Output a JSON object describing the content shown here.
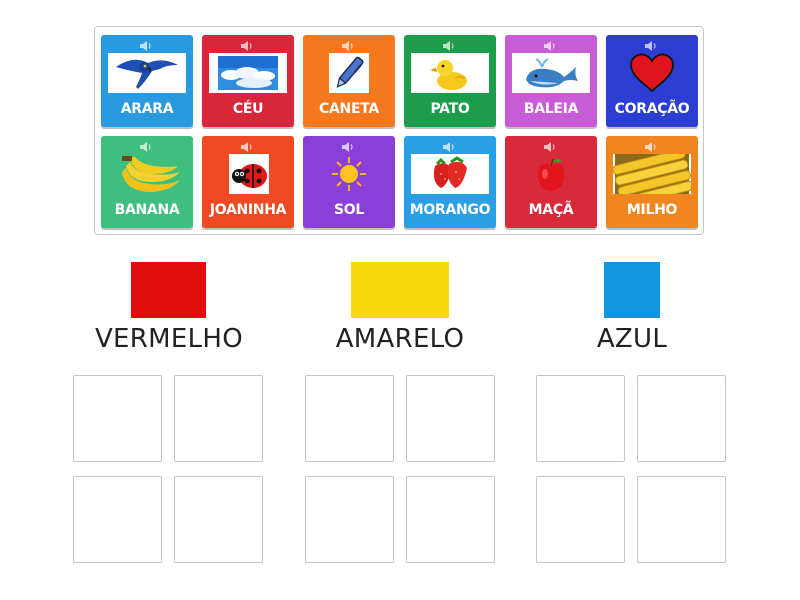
{
  "cards": [
    {
      "id": "arara",
      "label": "ARARA",
      "color": "#2a9ae0",
      "icon": "macaw-icon"
    },
    {
      "id": "ceu",
      "label": "CÉU",
      "color": "#d8273a",
      "icon": "sky-icon"
    },
    {
      "id": "caneta",
      "label": "CANETA",
      "color": "#f5781e",
      "icon": "pen-icon"
    },
    {
      "id": "pato",
      "label": "PATO",
      "color": "#1d9c4b",
      "icon": "duck-icon"
    },
    {
      "id": "baleia",
      "label": "BALEIA",
      "color": "#c85bd6",
      "icon": "whale-icon"
    },
    {
      "id": "coracao",
      "label": "CORAÇÃO",
      "color": "#2b3ed1",
      "icon": "heart-icon"
    },
    {
      "id": "banana",
      "label": "BANANA",
      "color": "#3fbf7f",
      "icon": "banana-icon"
    },
    {
      "id": "joaninha",
      "label": "JOANINHA",
      "color": "#ef4a24",
      "icon": "ladybug-icon"
    },
    {
      "id": "sol",
      "label": "SOL",
      "color": "#8b3fd9",
      "icon": "sun-icon"
    },
    {
      "id": "morango",
      "label": "MORANGO",
      "color": "#2b9fe6",
      "icon": "strawberry-icon"
    },
    {
      "id": "maca",
      "label": "MAÇÃ",
      "color": "#d82a3b",
      "icon": "apple-icon"
    },
    {
      "id": "milho",
      "label": "MILHO",
      "color": "#f2861e",
      "icon": "corn-icon"
    }
  ],
  "categories": [
    {
      "id": "vermelho",
      "title": "VERMELHO",
      "color": "#e00d0d"
    },
    {
      "id": "amarelo",
      "title": "AMARELO",
      "color": "#f7d90e"
    },
    {
      "id": "azul",
      "title": "AZUL",
      "color": "#1396dd"
    }
  ]
}
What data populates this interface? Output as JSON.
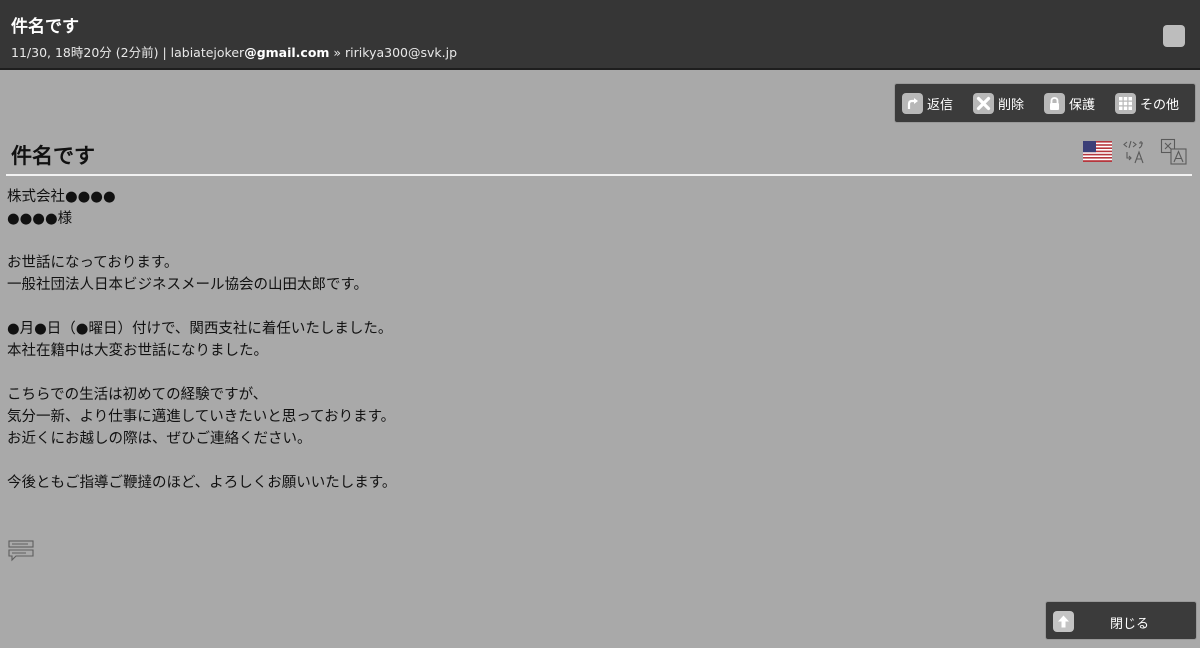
{
  "header": {
    "title": "件名です",
    "date": "11/30, 18時20分 (2分前)",
    "separator": " | ",
    "from_user": "labiatejoker",
    "from_domain": "@gmail.com",
    "arrow": " » ",
    "to": "ririkya300@svk.jp"
  },
  "toolbar": {
    "reply_label": "返信",
    "delete_label": "削除",
    "protect_label": "保護",
    "other_label": "その他"
  },
  "message": {
    "subject": "件名です",
    "paragraphs": [
      [
        "株式会社●●●●",
        "●●●●様"
      ],
      [
        "お世話になっております。",
        "一般社団法人日本ビジネスメール協会の山田太郎です。"
      ],
      [
        "●月●日（●曜日）付けで、関西支社に着任いたしました。",
        "本社在籍中は大変お世話になりました。"
      ],
      [
        "こちらでの生活は初めての経験ですが、",
        "気分一新、より仕事に邁進していきたいと思っております。",
        "お近くにお越しの際は、ぜひご連絡ください。"
      ],
      [
        "今後ともご指導ご鞭撻のほど、よろしくお願いいたします。"
      ]
    ]
  },
  "footer": {
    "close_label": "閉じる"
  },
  "icons": {
    "reply": "reply-icon",
    "delete": "delete-icon",
    "protect": "lock-icon",
    "other": "grid-icon",
    "flag": "us-flag-icon",
    "translate": "translate-icon",
    "languages": "language-switch-icon",
    "compose": "reply-compose-icon",
    "close": "arrow-up-icon"
  },
  "colors": {
    "background": "#a9a9a9",
    "header": "#363636",
    "button": "#3b3b3b",
    "icon_bg": "#b8b8b8"
  }
}
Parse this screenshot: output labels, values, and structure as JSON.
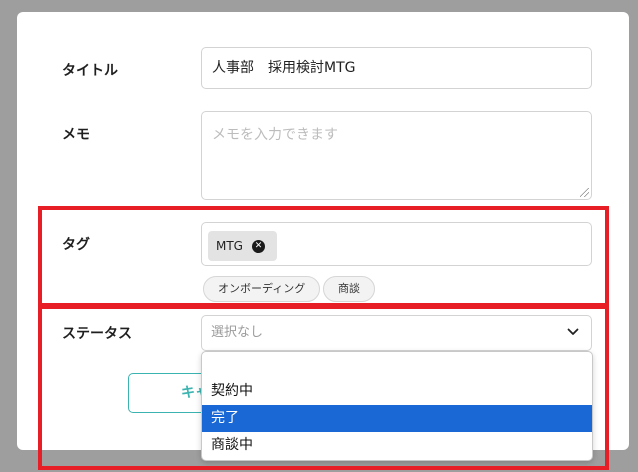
{
  "form": {
    "title_label": "タイトル",
    "title_value": "人事部　採用検討MTG",
    "memo_label": "メモ",
    "memo_placeholder": "メモを入力できます",
    "tag_label": "タグ",
    "tags": [
      {
        "label": "MTG",
        "remove_icon": "close-circle-icon"
      }
    ],
    "tag_suggestions": [
      "オンボーディング",
      "商談"
    ],
    "status_label": "ステータス",
    "status_value": "選択なし",
    "status_options": [
      "",
      "契約中",
      "完了",
      "商談中"
    ],
    "status_highlighted": "完了",
    "cancel_label": "キャ"
  },
  "colors": {
    "overlay": "#9e9e9e",
    "highlight_frame": "#e81e26",
    "selected_option": "#1a68d6",
    "cancel_accent": "#3bb3b0"
  }
}
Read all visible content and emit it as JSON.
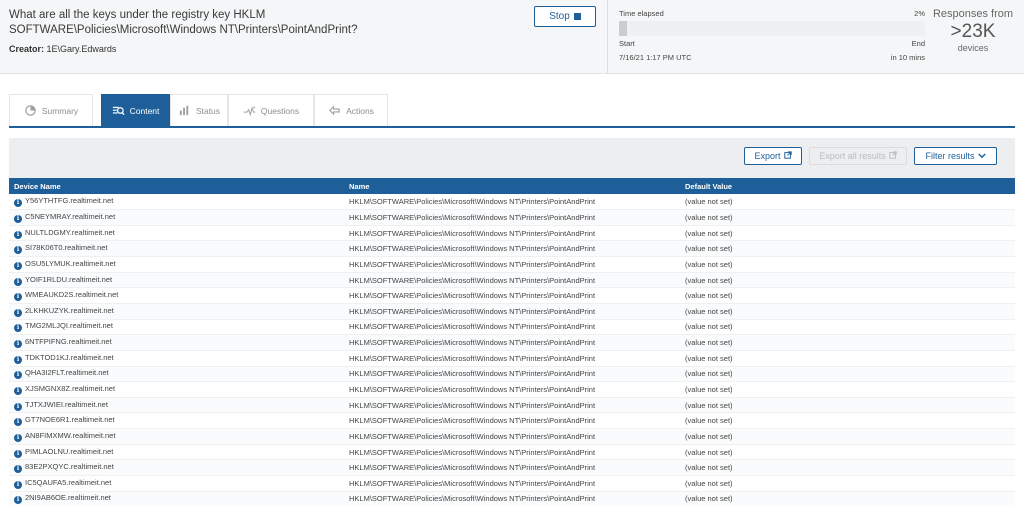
{
  "header": {
    "question": "What are all the keys under the registry key HKLM SOFTWARE\\Policies\\Microsoft\\Windows NT\\Printers\\PointAndPrint?",
    "creator_label": "Creator:",
    "creator_value": "1E\\Gary.Edwards",
    "stop_label": "Stop",
    "time_elapsed_label": "Time elapsed",
    "time_elapsed_percent": "2%",
    "progress_fraction": 0.02,
    "start_label": "Start",
    "end_label": "End",
    "start_time": "7/16/21 1:17 PM UTC",
    "end_time": "in 10 mins",
    "responses_label": "Responses from",
    "responses_count": ">23K",
    "responses_unit": "devices"
  },
  "tabs": [
    {
      "label": "Summary",
      "icon": "summary-icon",
      "active": false
    },
    {
      "label": "Content",
      "icon": "content-icon",
      "active": true
    },
    {
      "label": "Status",
      "icon": "status-icon",
      "active": false
    },
    {
      "label": "Questions",
      "icon": "questions-icon",
      "active": false
    },
    {
      "label": "Actions",
      "icon": "actions-icon",
      "active": false
    }
  ],
  "toolbar": {
    "export_label": "Export",
    "export_all_label": "Export all results",
    "filter_label": "Filter results"
  },
  "table": {
    "columns": [
      "Device Name",
      "Name",
      "Default Value"
    ],
    "rows": [
      {
        "device": "Y56YTHTFG.realtimeit.net",
        "name": "HKLM\\SOFTWARE\\Policies\\Microsoft\\Windows NT\\Printers\\PointAndPrint",
        "value": "(value not set)"
      },
      {
        "device": "C5NEYMRAY.realtimeit.net",
        "name": "HKLM\\SOFTWARE\\Policies\\Microsoft\\Windows NT\\Printers\\PointAndPrint",
        "value": "(value not set)"
      },
      {
        "device": "NULTLDGMY.realtimeit.net",
        "name": "HKLM\\SOFTWARE\\Policies\\Microsoft\\Windows NT\\Printers\\PointAndPrint",
        "value": "(value not set)"
      },
      {
        "device": "SI78K06T0.realtimeit.net",
        "name": "HKLM\\SOFTWARE\\Policies\\Microsoft\\Windows NT\\Printers\\PointAndPrint",
        "value": "(value not set)"
      },
      {
        "device": "OSU5LYMUK.realtimeit.net",
        "name": "HKLM\\SOFTWARE\\Policies\\Microsoft\\Windows NT\\Printers\\PointAndPrint",
        "value": "(value not set)"
      },
      {
        "device": "YOIF1RLDU.realtimeit.net",
        "name": "HKLM\\SOFTWARE\\Policies\\Microsoft\\Windows NT\\Printers\\PointAndPrint",
        "value": "(value not set)"
      },
      {
        "device": "WMEAUKD2S.realtimeit.net",
        "name": "HKLM\\SOFTWARE\\Policies\\Microsoft\\Windows NT\\Printers\\PointAndPrint",
        "value": "(value not set)"
      },
      {
        "device": "2LKHKUZYK.realtimeit.net",
        "name": "HKLM\\SOFTWARE\\Policies\\Microsoft\\Windows NT\\Printers\\PointAndPrint",
        "value": "(value not set)"
      },
      {
        "device": "TMG2MLJQI.realtimeit.net",
        "name": "HKLM\\SOFTWARE\\Policies\\Microsoft\\Windows NT\\Printers\\PointAndPrint",
        "value": "(value not set)"
      },
      {
        "device": "6NTFPIFNG.realtimeit.net",
        "name": "HKLM\\SOFTWARE\\Policies\\Microsoft\\Windows NT\\Printers\\PointAndPrint",
        "value": "(value not set)"
      },
      {
        "device": "TDKTOD1KJ.realtimeit.net",
        "name": "HKLM\\SOFTWARE\\Policies\\Microsoft\\Windows NT\\Printers\\PointAndPrint",
        "value": "(value not set)"
      },
      {
        "device": "QHA3I2FLT.realtimeit.net",
        "name": "HKLM\\SOFTWARE\\Policies\\Microsoft\\Windows NT\\Printers\\PointAndPrint",
        "value": "(value not set)"
      },
      {
        "device": "XJSMGNX8Z.realtimeit.net",
        "name": "HKLM\\SOFTWARE\\Policies\\Microsoft\\Windows NT\\Printers\\PointAndPrint",
        "value": "(value not set)"
      },
      {
        "device": "TJTXJWIEI.realtimeit.net",
        "name": "HKLM\\SOFTWARE\\Policies\\Microsoft\\Windows NT\\Printers\\PointAndPrint",
        "value": "(value not set)"
      },
      {
        "device": "GT7NOE6R1.realtimeit.net",
        "name": "HKLM\\SOFTWARE\\Policies\\Microsoft\\Windows NT\\Printers\\PointAndPrint",
        "value": "(value not set)"
      },
      {
        "device": "AN8FIMXMW.realtimeit.net",
        "name": "HKLM\\SOFTWARE\\Policies\\Microsoft\\Windows NT\\Printers\\PointAndPrint",
        "value": "(value not set)"
      },
      {
        "device": "PIMLAOLNU.realtimeit.net",
        "name": "HKLM\\SOFTWARE\\Policies\\Microsoft\\Windows NT\\Printers\\PointAndPrint",
        "value": "(value not set)"
      },
      {
        "device": "83E2PXQYC.realtimeit.net",
        "name": "HKLM\\SOFTWARE\\Policies\\Microsoft\\Windows NT\\Printers\\PointAndPrint",
        "value": "(value not set)"
      },
      {
        "device": "IC5QAUFA5.realtimeit.net",
        "name": "HKLM\\SOFTWARE\\Policies\\Microsoft\\Windows NT\\Printers\\PointAndPrint",
        "value": "(value not set)"
      },
      {
        "device": "2NI9AB6OE.realtimeit.net",
        "name": "HKLM\\SOFTWARE\\Policies\\Microsoft\\Windows NT\\Printers\\PointAndPrint",
        "value": "(value not set)"
      }
    ]
  },
  "colors": {
    "accent": "#1e5f99",
    "header_bg": "#f5f6f7",
    "toolbar_bg": "#eceef0"
  }
}
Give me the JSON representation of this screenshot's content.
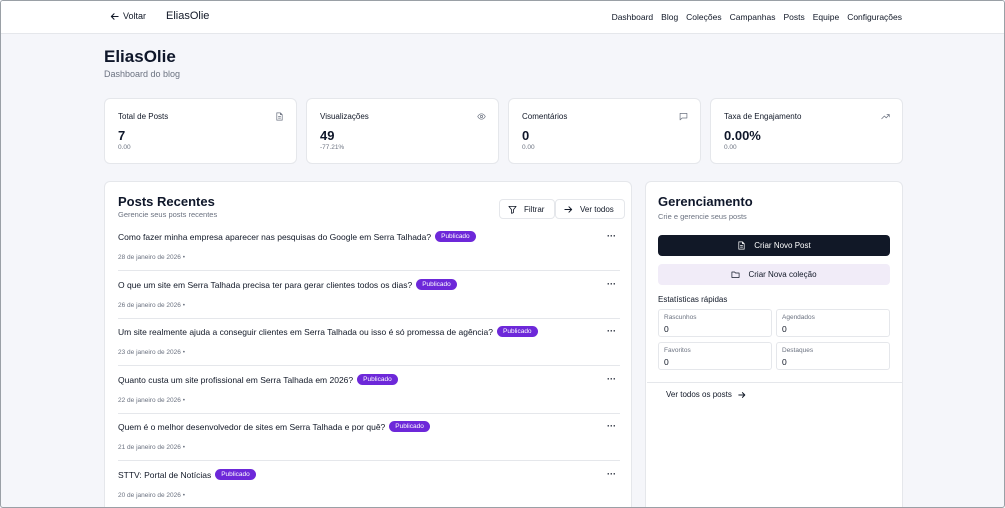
━━━━━━━━
Say the number of lines in the records above that include the string "Export", and no more.

• Exercise response: 2